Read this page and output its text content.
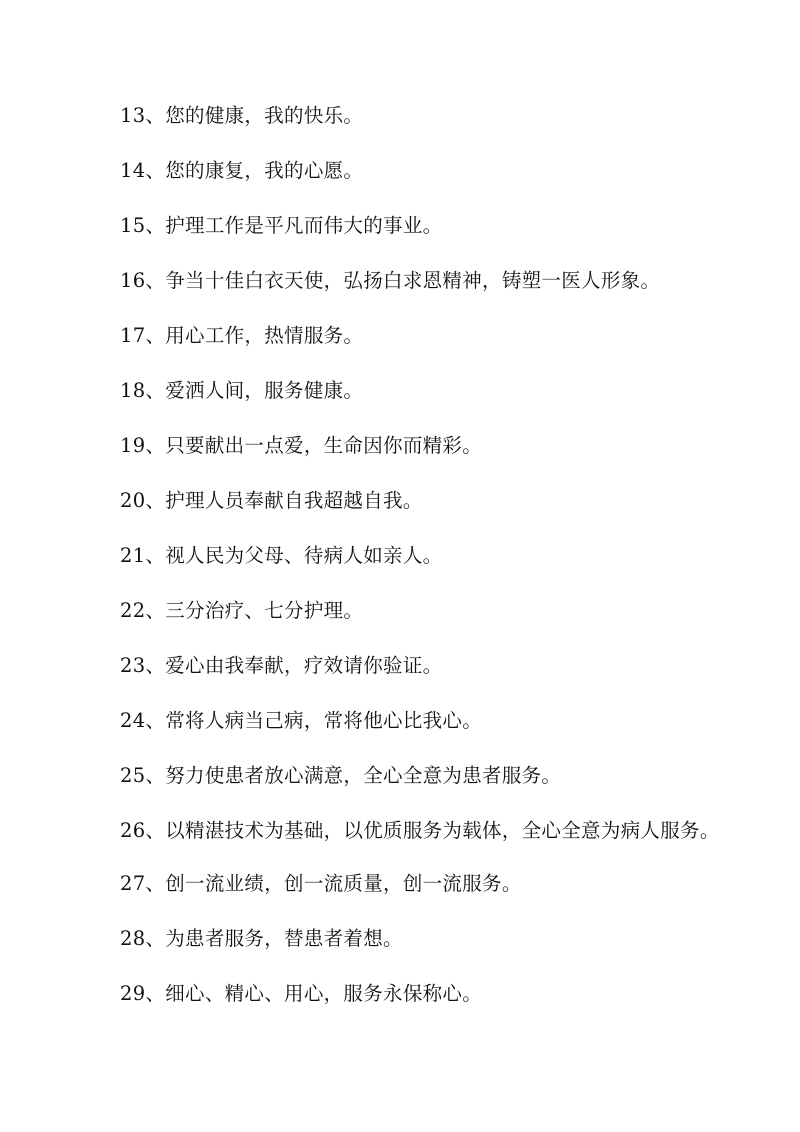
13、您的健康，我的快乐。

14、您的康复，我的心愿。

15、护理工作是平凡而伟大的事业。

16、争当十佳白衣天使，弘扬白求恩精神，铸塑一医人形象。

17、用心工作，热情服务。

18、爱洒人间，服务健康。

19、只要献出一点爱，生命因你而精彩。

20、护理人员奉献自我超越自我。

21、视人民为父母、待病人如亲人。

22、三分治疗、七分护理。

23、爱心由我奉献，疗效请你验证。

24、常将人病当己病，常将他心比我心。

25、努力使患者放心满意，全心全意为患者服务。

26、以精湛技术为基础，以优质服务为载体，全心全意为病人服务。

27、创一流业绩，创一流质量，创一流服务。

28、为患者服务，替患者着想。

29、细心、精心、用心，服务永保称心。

********************

> [Task objective]
Without including any pictures, please restate all the records exactly.

> [Response to the exercise]
Read this page and output its text content.
13、您的健康，我的快乐。

14、您的康复，我的心愿。

15、护理工作是平凡而伟大的事业。

16、争当十佳白衣天使，弘扬白求恩精神，铸塑一医人形象。

17、用心工作，热情服务。

18、爱洒人间，服务健康。

19、只要献出一点爱，生命因你而精彩。

20、护理人员奉献自我超越自我。

21、视人民为父母、待病人如亲人。

22、三分治疗、七分护理。

23、爱心由我奉献，疗效请你验证。

24、常将人病当己病，常将他心比我心。

25、努力使患者放心满意，全心全意为患者服务。

26、以精湛技术为基础，以优质服务为载体，全心全意为病人服务。

27、创一流业绩，创一流质量，创一流服务。

28、为患者服务，替患者着想。

29、细心、精心、用心，服务永保称心。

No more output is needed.